(Collection entries)
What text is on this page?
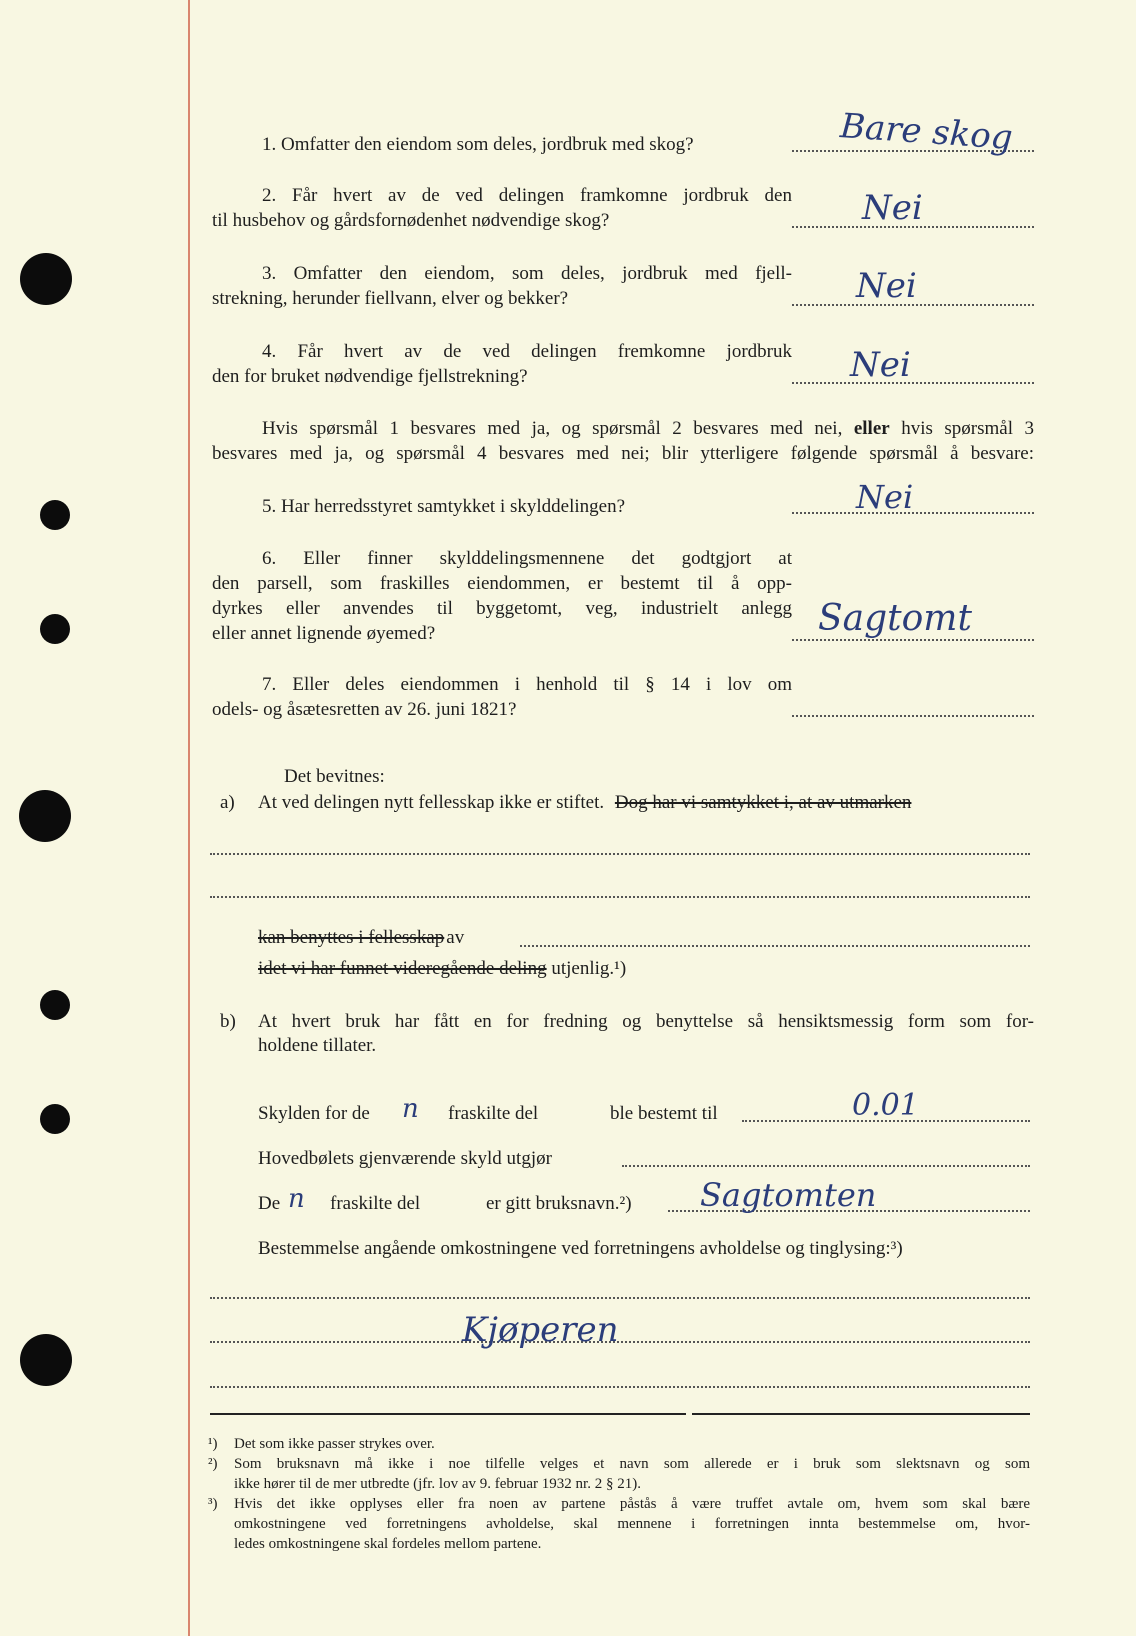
1. Omfatter den eiendom som deles, jordbruk med skog?	Bare skog
2. Får hvert av de ved delingen framkomne jordbruk den
til husbehov og gårdsfornødenhet nødvendige skog?	Nei
3. Omfatter den eiendom, som deles, jordbruk med fjell-
strekning, herunder fiellvann, elver og bekker?	Nei
4. Får hvert av de ved delingen fremkomne jordbruk
den for bruket nødvendige fjellstrekning?	Nei
Hvis spørsmål 1 besvares med ja, og spørsmål 2 besvares med nei, eller hvis spørsmål 3
besvares med ja, og spørsmål 4 besvares med nei; blir ytterligere følgende spørsmål å besvare:
5. Har herredsstyret samtykket i skylddelingen?	Nei
6. Eller finner skylddelingsmennene det godtgjort at
den parsell, som fraskilles eiendommen, er bestemt til å opp-
dyrkes eller anvendes til byggetomt, veg, industrielt anlegg
eller annet lignende øyemed?	Sagtomt
7. Eller deles eiendommen i henhold til § 14 i lov om
odels- og åsætesretten av 26. juni 1821?
Det bevitnes:
a) At ved delingen nytt fellesskap ikke er stiftet. Dog har vi samtykket i, at av utmarken
kan benyttes i fellesskap av
idet vi har funnet videregående deling utjenlig.¹)
b) At hvert bruk har fått en for fredning og benyttelse så hensiktsmessig form som for-
holdene tillater.
Skylden for de n fraskilte del	ble bestemt til	0.01
Hovedbølets gjenværende skyld utgjør
De n fraskilte del	er gitt bruksnavn.²) Sagtomten
Bestemmelse angående omkostningene ved forretningens avholdelse og tinglysing:³)
Kjøperen
¹) Det som ikke passer strykes over.
²) Som bruksnavn må ikke i noe tilfelle velges et navn som allerede er i bruk som slektsnavn og som
ikke hører til de mer utbredte (jfr. lov av 9. februar 1932 nr. 2 § 21).
³) Hvis det ikke opplyses eller fra noen av partene påstås å være truffet avtale om, hvem som skal bære
omkostningene ved forretningens avholdelse, skal mennene i forretningen innta bestemmelse om, hvor-
ledes omkostningene skal fordeles mellom partene.
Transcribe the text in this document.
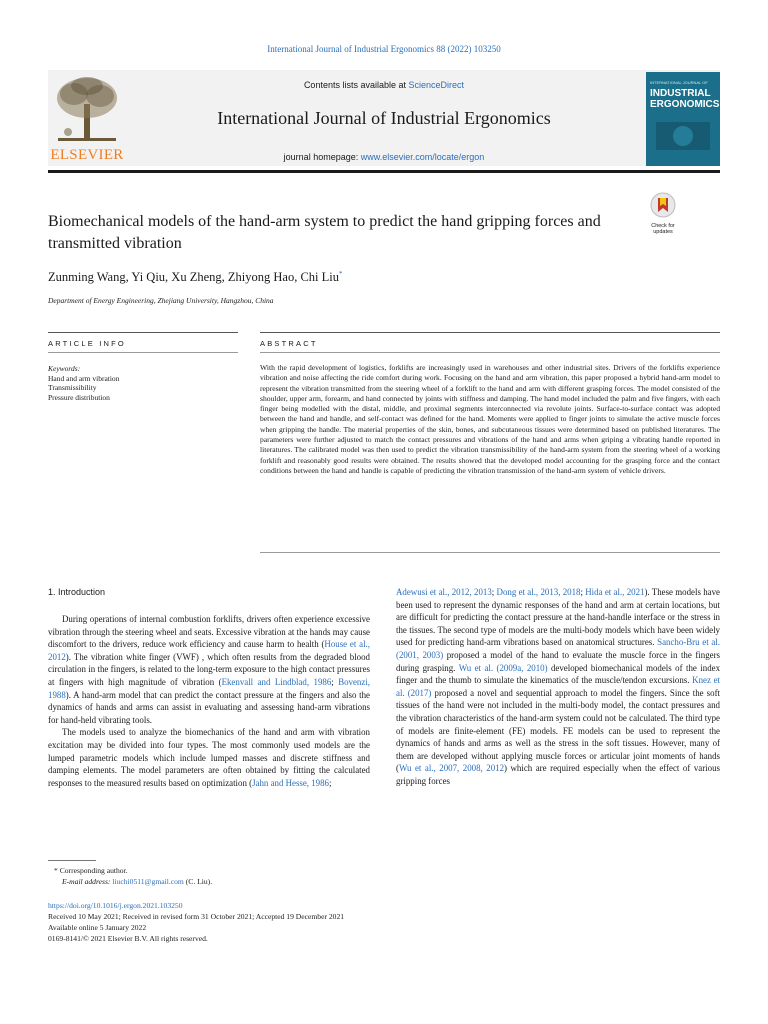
International Journal of Industrial Ergonomics 88 (2022) 103250
ELSEVIER
Contents lists available at ScienceDirect
International Journal of Industrial Ergonomics
journal homepage: www.elsevier.com/locate/ergon
INTERNATIONAL JOURNAL OF
INDUSTRIAL ERGONOMICS
Biomechanical models of the hand-arm system to predict the hand gripping forces and transmitted vibration
Check for updates
Zunming Wang, Yi Qiu, Xu Zheng, Zhiyong Hao, Chi Liu*
Department of Energy Engineering, Zhejiang University, Hangzhou, China
ARTICLE INFO	ABSTRACT
Keywords:
Hand and arm vibration
Transmissibility
Pressure distribution
With the rapid development of logistics, forklifts are increasingly used in warehouses and other industrial sites. Drivers of the forklifts experience vibration and noise affecting the ride comfort during work. Focusing on the hand and arm vibration, this paper proposed a hybrid hand-arm model to represent the vibration transmitted from the steering wheel of a forklift to the hand and arm with different grasping forces. The model consisted of the shoulder, upper arm, forearm, and hand connected by joints with stiffness and damping. The hand model included the palm and five fingers, with each finger being modelled with the distal, middle, and proximal segments interconnected via revolute joints. Surface-to-surface contact was adopted between the hand and handle, and self-contact was defined for the hand. Moments were applied to finger joints to simulate the active muscle forces when gripping the handle. The material properties of the skin, bones, and subcutaneous tissues were determined based on published literatures. The parameters were further adjusted to match the contact pressures and vibrations of the hand and arms when griping a vibrating handle reported in literatures. The calibrated model was then used to predict the vibration transmissibility of the hand-arm system from the steering wheel of a working forklift and reasonably good results were obtained. The results showed that the developed model accounting for the grasping force and the contact conditions between the hand and handle is capable of predicting the vibration transmission of the hand-arm system of vehicle drivers.
1. Introduction

During operations of internal combustion forklifts, drivers often experience excessive vibration through the steering wheel and seats. Excessive vibration at the hands may cause discomfort to the drivers, reduce work efficiency and cause harm to health (House et al., 2012). The vibration white finger (VWF) , which often results from the degraded blood circulation in the fingers, is related to the long-term exposure to the high contact pressures at fingers with high magnitude of vibration (Ekenvall and Lindblad, 1986; Bovenzi, 1988). A hand-arm model that can predict the contact pressure at the fingers and also the dynamics of hands and arms can assist in evaluating and assessing hand-arm vibrations for hand-held vibrating tools.

The models used to analyze the biomechanics of the hand and arm with vibration excitation may be divided into four types. The most commonly used models are the lumped parametric models which include lumped masses and discrete stiffness and damping elements. The model parameters are often obtained by fitting the calculated responses to the measured results based on optimization (Jahn and Hesse, 1986;

Adewusi et al., 2012, 2013; Dong et al., 2013, 2018; Hida et al., 2021). These models have been used to represent the dynamic responses of the hand and arm at certain locations, but are difficult for predicting the contact pressure at the hand-handle interface or the stress in the tissues. The second type of models are the multi-body models which have been widely used for predicting hand-arm vibrations based on anatomical structures. Sancho-Bru et al. (2001, 2003) proposed a model of the hand to evaluate the muscle force in the fingers during grasping. Wu et al. (2009a, 2010) developed biomechanical models of the index finger and the thumb to simulate the kinematics of the muscle/tendon excursions. Knez et al. (2017) proposed a novel and sequential approach to model the fingers. Since the soft tissues of the hand were not included in the multi-body model, the contact pressures and the vibration characteristics of the hand-arm system could not be calculated. The third type of models are finite-element (FE) models. FE models can be used to represent the dynamics of hands and arms as well as the stress in the soft tissues. However, many of them are developed without applying muscle forces or articular joint moments of hands (Wu et al., 2007, 2008, 2012) which are required especially when the effect of various gripping forces

* Corresponding author.
E-mail address: liuchi0511@gmail.com (C. Liu).
https://doi.org/10.1016/j.ergon.2021.103250
Received 10 May 2021; Received in revised form 31 October 2021; Accepted 19 December 2021
Available online 5 January 2022
0169-8141/© 2021 Elsevier B.V. All rights reserved.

Task brief.
Check each line of the records for the word "bestemt" and extract those that contain it.

The completed task.
den parsell, som fraskilles eiendommen, er bestemt til å opp-
Skylden for de n fraskilte del	ble bestemt til	0.01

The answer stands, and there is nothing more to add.